--- Start of Supplied records ---
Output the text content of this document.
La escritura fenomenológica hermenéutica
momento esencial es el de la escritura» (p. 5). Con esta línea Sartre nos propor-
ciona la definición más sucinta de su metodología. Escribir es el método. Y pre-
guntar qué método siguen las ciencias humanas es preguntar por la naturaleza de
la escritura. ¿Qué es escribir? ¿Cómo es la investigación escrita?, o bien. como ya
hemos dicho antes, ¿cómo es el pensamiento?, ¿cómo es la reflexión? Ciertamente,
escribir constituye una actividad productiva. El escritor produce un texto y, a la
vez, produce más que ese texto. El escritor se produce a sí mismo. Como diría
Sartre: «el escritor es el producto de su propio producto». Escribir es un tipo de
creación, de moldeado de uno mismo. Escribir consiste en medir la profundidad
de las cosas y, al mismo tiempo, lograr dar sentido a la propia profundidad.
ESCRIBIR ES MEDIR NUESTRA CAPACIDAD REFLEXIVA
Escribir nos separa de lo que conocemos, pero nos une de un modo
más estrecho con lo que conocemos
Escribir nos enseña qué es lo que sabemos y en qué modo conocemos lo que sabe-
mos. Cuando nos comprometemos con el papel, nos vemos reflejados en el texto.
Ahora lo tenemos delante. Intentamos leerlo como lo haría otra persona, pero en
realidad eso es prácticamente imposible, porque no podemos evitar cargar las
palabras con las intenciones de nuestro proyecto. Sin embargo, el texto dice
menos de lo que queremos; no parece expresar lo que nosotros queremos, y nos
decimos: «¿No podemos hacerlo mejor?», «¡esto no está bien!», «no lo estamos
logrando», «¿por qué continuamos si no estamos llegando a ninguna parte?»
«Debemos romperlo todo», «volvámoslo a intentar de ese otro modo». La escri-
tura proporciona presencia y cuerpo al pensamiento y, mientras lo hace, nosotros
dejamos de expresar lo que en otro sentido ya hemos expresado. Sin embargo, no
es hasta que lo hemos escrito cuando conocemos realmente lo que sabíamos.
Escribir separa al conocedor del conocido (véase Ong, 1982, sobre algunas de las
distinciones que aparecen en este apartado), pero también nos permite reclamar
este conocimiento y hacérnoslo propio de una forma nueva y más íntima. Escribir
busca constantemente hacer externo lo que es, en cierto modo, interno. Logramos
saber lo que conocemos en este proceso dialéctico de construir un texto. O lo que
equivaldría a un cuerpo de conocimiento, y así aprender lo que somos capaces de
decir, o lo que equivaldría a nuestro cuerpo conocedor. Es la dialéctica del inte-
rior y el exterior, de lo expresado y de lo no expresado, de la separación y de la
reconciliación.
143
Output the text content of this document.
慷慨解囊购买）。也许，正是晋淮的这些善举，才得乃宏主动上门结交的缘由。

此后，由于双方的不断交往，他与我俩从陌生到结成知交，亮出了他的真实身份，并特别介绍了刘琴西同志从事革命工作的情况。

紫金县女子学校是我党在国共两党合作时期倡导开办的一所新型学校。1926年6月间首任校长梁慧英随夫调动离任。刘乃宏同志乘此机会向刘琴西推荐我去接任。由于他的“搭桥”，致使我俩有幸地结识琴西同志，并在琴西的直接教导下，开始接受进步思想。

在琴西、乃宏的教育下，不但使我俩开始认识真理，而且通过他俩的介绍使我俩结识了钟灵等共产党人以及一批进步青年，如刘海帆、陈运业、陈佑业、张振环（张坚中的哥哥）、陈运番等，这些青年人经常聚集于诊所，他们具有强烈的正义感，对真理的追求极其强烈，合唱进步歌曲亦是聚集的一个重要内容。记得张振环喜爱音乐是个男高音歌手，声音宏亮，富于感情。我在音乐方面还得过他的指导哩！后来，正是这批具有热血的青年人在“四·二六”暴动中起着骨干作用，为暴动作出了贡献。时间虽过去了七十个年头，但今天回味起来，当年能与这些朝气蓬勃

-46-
--- End of Supplied records ---
Exercise task.
Return all of the data exactly as it reads.

Finished answer.
Output the text content of this document.
La escritura fenomenológica hermenéutica
momento esencial es el de la escritura» (p. 5). Con esta línea Sartre nos propor-
ciona la definición más sucinta de su metodología. Escribir es el método. Y pre-
guntar qué método siguen las ciencias humanas es preguntar por la naturaleza de
la escritura. ¿Qué es escribir? ¿Cómo es la investigación escrita?, o bien. como ya
hemos dicho antes, ¿cómo es el pensamiento?, ¿cómo es la reflexión? Ciertamente,
escribir constituye una actividad productiva. El escritor produce un texto y, a la
vez, produce más que ese texto. El escritor se produce a sí mismo. Como diría
Sartre: «el escritor es el producto de su propio producto». Escribir es un tipo de
creación, de moldeado de uno mismo. Escribir consiste en medir la profundidad
de las cosas y, al mismo tiempo, lograr dar sentido a la propia profundidad.
ESCRIBIR ES MEDIR NUESTRA CAPACIDAD REFLEXIVA
Escribir nos separa de lo que conocemos, pero nos une de un modo
más estrecho con lo que conocemos
Escribir nos enseña qué es lo que sabemos y en qué modo conocemos lo que sabe-
mos. Cuando nos comprometemos con el papel, nos vemos reflejados en el texto.
Ahora lo tenemos delante. Intentamos leerlo como lo haría otra persona, pero en
realidad eso es prácticamente imposible, porque no podemos evitar cargar las
palabras con las intenciones de nuestro proyecto. Sin embargo, el texto dice
menos de lo que queremos; no parece expresar lo que nosotros queremos, y nos
decimos: «¿No podemos hacerlo mejor?», «¡esto no está bien!», «no lo estamos
logrando», «¿por qué continuamos si no estamos llegando a ninguna parte?»
«Debemos romperlo todo», «volvámoslo a intentar de ese otro modo». La escri-
tura proporciona presencia y cuerpo al pensamiento y, mientras lo hace, nosotros
dejamos de expresar lo que en otro sentido ya hemos expresado. Sin embargo, no
es hasta que lo hemos escrito cuando conocemos realmente lo que sabíamos.
Escribir separa al conocedor del conocido (véase Ong, 1982, sobre algunas de las
distinciones que aparecen en este apartado), pero también nos permite reclamar
este conocimiento y hacérnoslo propio de una forma nueva y más íntima. Escribir
busca constantemente hacer externo lo que es, en cierto modo, interno. Logramos
saber lo que conocemos en este proceso dialéctico de construir un texto. O lo que
equivaldría a un cuerpo de conocimiento, y así aprender lo que somos capaces de
decir, o lo que equivaldría a nuestro cuerpo conocedor. Es la dialéctica del inte-
rior y el exterior, de lo expresado y de lo no expresado, de la separación y de la
reconciliación.
143
Output the text content of this document.
慷慨解囊购买）。也许，正是晋淮的这些善举，才得乃宏主动上门结交的缘由。

此后，由于双方的不断交往，他与我俩从陌生到结成知交，亮出了他的真实身份，并特别介绍了刘琴西同志从事革命工作的情况。

紫金县女子学校是我党在国共两党合作时期倡导开办的一所新型学校。1926年6月间首任校长梁慧英随夫调动离任。刘乃宏同志乘此机会向刘琴西推荐我去接任。由于他的“搭桥”，致使我俩有幸地结识琴西同志，并在琴西的直接教导下，开始接受进步思想。

在琴西、乃宏的教育下，不但使我俩开始认识真理，而且通过他俩的介绍使我俩结识了钟灵等共产党人以及一批进步青年，如刘海帆、陈运业、陈佑业、张振环（张坚中的哥哥）、陈运番等，这些青年人经常聚集于诊所，他们具有强烈的正义感，对真理的追求极其强烈，合唱进步歌曲亦是聚集的一个重要内容。记得张振环喜爱音乐是个男高音歌手，声音宏亮，富于感情。我在音乐方面还得过他的指导哩！后来，正是这批具有热血的青年人在“四·二六”暴动中起着骨干作用，为暴动作出了贡献。时间虽过去了七十个年头，但今天回味起来，当年能与这些朝气蓬勃

-46-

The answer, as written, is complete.